- **WHAT YOU WILL DO**
From the entries that follow, gather each line holding the word "years".

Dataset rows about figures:
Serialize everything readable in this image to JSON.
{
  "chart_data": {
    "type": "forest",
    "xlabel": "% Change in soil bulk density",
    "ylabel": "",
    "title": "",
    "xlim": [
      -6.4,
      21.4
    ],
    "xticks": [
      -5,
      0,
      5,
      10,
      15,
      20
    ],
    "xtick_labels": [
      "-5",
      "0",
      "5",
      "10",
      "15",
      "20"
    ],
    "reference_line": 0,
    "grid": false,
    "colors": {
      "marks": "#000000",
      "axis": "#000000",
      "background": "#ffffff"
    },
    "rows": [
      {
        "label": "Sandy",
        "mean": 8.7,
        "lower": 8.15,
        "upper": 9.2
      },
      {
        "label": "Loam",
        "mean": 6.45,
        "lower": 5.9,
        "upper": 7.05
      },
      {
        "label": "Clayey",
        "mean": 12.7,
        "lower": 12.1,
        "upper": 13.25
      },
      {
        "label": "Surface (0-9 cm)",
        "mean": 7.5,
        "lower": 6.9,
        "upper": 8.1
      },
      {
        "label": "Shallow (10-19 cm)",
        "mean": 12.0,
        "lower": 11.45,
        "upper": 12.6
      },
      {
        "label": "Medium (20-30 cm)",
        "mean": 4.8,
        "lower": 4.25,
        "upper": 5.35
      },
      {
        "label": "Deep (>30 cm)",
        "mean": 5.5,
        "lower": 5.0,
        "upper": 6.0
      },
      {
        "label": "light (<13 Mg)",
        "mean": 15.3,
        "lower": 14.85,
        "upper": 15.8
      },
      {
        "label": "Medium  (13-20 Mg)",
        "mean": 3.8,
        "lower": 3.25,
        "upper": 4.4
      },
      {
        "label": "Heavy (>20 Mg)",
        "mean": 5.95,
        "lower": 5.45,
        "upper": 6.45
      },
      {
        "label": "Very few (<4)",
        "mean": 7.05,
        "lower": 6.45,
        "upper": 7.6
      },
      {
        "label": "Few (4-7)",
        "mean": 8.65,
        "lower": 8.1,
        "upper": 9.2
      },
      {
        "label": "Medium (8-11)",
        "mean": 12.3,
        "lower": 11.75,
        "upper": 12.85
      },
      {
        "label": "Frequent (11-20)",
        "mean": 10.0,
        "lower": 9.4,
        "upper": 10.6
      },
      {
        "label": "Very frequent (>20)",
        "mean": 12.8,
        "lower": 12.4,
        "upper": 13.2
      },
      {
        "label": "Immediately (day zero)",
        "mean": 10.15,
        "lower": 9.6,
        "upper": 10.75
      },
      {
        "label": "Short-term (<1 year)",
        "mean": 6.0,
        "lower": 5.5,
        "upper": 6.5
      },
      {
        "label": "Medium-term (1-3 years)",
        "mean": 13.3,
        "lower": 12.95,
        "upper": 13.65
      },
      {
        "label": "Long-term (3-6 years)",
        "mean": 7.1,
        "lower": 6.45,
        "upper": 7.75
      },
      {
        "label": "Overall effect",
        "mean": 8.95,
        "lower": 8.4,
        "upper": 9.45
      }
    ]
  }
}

- **RESULT BELOW**
        "label": "Medium-term (1-3 years)",
        "label": "Long-term (3-6 years)",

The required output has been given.